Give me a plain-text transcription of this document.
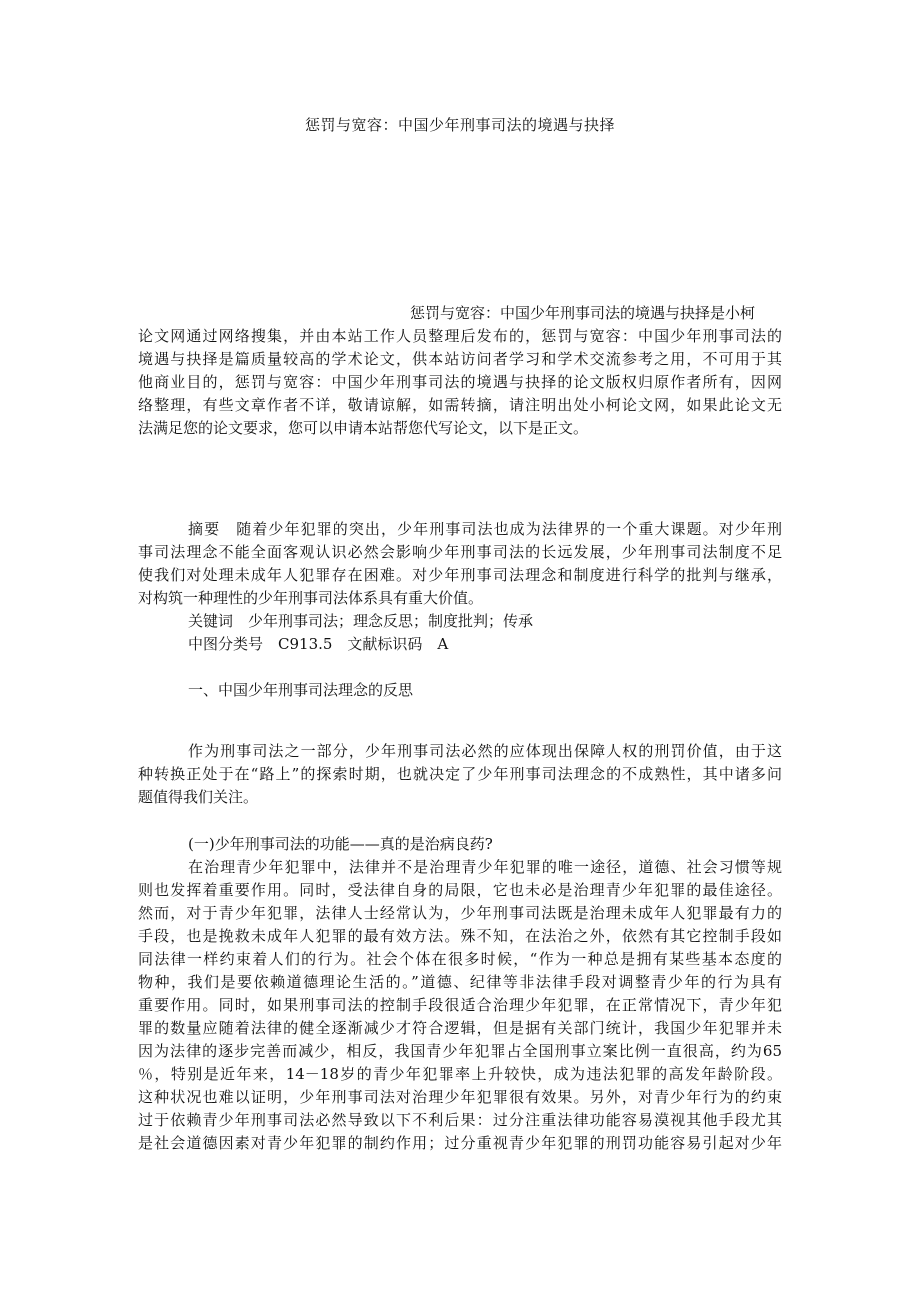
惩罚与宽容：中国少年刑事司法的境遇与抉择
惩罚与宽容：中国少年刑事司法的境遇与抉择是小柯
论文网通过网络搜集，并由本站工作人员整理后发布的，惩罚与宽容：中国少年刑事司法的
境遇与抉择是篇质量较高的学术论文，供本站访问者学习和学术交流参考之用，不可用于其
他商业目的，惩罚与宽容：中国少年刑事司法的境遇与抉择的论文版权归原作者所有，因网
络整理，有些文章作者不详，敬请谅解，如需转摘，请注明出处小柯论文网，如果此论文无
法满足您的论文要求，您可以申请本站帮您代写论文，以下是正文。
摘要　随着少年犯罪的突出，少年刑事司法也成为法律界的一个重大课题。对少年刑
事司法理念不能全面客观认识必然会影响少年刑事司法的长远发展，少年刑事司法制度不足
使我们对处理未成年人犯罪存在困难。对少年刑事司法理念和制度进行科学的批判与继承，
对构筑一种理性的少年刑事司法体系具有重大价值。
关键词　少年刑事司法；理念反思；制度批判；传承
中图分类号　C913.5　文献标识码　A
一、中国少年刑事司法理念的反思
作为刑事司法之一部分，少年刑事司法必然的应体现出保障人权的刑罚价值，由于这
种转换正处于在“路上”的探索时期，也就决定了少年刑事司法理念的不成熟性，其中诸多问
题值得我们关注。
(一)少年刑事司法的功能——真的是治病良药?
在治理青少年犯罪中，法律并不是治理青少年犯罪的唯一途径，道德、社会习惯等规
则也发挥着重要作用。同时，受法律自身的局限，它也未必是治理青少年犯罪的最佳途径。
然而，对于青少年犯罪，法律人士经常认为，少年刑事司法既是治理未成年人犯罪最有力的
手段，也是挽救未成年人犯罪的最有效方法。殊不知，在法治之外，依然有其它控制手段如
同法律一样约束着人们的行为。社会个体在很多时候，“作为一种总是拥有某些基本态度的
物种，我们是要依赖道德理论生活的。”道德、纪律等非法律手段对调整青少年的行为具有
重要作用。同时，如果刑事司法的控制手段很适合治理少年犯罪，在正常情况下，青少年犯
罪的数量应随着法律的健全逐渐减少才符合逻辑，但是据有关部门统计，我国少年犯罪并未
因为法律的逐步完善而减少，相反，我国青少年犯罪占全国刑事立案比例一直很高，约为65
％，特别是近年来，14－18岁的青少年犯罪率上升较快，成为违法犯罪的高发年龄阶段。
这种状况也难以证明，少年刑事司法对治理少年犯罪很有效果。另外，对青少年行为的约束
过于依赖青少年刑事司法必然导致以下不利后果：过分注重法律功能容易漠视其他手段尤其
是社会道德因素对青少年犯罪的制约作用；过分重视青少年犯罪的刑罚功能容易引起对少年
=-=-=-=-=
Determine how many lines in the listing above hold the string "惩罚与宽容", then write only the number.

4